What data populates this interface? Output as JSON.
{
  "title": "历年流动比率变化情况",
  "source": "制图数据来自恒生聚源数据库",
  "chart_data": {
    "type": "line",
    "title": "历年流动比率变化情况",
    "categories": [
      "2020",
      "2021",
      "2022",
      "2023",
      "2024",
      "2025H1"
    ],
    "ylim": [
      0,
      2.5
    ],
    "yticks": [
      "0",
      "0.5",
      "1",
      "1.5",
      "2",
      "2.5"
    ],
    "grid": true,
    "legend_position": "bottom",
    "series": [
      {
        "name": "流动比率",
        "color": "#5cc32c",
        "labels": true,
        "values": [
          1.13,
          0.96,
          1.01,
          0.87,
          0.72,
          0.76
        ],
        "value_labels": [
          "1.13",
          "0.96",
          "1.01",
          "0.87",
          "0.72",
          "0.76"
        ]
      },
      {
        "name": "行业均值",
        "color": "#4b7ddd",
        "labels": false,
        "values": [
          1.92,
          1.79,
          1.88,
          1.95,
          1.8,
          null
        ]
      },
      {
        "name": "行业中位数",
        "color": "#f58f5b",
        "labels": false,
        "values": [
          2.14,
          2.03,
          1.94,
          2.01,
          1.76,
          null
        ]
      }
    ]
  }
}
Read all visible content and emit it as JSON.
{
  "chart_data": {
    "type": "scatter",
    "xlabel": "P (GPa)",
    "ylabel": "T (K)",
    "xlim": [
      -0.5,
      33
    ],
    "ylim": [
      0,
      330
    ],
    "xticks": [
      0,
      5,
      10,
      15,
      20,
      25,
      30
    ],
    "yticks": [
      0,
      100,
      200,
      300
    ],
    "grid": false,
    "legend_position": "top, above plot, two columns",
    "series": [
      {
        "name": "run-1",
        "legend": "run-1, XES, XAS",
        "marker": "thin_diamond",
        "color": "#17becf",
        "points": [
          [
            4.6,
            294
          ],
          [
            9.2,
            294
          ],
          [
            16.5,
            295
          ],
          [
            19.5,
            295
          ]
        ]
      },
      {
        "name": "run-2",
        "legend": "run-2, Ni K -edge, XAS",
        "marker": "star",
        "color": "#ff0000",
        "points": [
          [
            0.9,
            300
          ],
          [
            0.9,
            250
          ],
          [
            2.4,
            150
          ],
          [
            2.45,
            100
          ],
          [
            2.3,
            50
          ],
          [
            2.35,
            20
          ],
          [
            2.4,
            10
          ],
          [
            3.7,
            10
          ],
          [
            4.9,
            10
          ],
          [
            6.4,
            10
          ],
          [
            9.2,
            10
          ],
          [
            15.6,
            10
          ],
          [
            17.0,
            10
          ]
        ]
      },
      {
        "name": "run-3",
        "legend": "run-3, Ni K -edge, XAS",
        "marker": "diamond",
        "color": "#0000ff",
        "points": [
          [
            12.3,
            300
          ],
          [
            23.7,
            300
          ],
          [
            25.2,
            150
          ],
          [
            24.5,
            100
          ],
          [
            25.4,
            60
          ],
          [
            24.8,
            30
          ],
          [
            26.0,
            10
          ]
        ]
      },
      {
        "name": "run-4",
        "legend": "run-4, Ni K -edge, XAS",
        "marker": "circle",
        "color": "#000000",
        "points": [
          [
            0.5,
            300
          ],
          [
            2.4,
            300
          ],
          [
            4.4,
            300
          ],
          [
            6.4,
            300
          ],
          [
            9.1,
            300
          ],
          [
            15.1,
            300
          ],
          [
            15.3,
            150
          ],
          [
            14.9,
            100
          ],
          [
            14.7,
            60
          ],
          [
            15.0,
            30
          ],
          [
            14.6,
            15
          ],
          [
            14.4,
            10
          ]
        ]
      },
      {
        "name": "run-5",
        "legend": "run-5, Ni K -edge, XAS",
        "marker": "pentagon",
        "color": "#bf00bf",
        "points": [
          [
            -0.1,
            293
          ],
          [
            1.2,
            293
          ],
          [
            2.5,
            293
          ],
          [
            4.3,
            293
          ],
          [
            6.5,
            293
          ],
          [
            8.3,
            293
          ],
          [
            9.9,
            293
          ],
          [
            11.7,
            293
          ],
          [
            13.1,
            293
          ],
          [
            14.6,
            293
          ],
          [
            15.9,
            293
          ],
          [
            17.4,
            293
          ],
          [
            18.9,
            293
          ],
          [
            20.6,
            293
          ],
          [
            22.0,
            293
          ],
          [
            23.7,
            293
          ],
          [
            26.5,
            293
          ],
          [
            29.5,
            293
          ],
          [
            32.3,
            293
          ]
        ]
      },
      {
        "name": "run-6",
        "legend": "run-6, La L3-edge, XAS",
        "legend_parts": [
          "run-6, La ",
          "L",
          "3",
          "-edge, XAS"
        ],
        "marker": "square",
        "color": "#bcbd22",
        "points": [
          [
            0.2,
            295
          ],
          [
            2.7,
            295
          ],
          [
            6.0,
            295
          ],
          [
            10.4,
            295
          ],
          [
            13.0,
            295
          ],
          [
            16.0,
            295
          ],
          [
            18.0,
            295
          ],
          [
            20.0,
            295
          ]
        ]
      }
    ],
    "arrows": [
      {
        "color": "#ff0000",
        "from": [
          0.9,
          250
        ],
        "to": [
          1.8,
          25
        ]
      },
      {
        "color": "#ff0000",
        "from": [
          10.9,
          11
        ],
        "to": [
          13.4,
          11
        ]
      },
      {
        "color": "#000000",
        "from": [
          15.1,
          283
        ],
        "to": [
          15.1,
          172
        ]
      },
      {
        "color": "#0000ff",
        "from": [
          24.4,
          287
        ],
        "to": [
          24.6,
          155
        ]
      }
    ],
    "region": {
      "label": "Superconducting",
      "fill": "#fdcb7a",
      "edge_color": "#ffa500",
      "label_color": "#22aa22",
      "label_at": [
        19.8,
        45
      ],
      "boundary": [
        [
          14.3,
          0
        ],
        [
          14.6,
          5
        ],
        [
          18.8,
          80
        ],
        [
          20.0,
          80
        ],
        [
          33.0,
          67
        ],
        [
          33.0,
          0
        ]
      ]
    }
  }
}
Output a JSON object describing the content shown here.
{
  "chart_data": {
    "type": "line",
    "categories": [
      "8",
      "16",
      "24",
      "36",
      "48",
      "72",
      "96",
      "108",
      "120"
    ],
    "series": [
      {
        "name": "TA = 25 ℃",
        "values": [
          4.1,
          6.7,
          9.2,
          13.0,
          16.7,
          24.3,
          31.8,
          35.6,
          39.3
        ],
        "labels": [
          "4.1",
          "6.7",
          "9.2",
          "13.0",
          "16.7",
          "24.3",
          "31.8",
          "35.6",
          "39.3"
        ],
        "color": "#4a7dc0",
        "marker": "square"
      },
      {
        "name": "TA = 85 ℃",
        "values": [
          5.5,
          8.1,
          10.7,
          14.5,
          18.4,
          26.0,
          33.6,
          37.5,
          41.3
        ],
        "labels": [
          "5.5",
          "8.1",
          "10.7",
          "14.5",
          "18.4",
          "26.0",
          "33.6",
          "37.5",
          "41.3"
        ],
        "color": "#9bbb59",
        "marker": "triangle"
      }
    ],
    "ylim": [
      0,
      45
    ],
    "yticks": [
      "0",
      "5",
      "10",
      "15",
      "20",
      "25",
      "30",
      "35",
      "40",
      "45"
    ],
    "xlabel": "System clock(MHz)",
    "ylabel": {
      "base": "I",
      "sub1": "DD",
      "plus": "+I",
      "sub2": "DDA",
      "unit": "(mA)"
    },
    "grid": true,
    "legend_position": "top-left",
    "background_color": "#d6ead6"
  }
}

========

WHAT NEEDS TO BE DONE: In the entries above, find each line with the word "name" and show it.

TASK SOLUTION:
        "name": "流动比率",
        "name": "行业均值",
        "name": "行业中位数",
        "name": "run-1",
        "name": "run-2",
        "name": "run-3",
        "name": "run-4",
        "name": "run-5",
        "name": "run-6",
        "name": "TA = 25 ℃",
        "name": "TA = 85 ℃",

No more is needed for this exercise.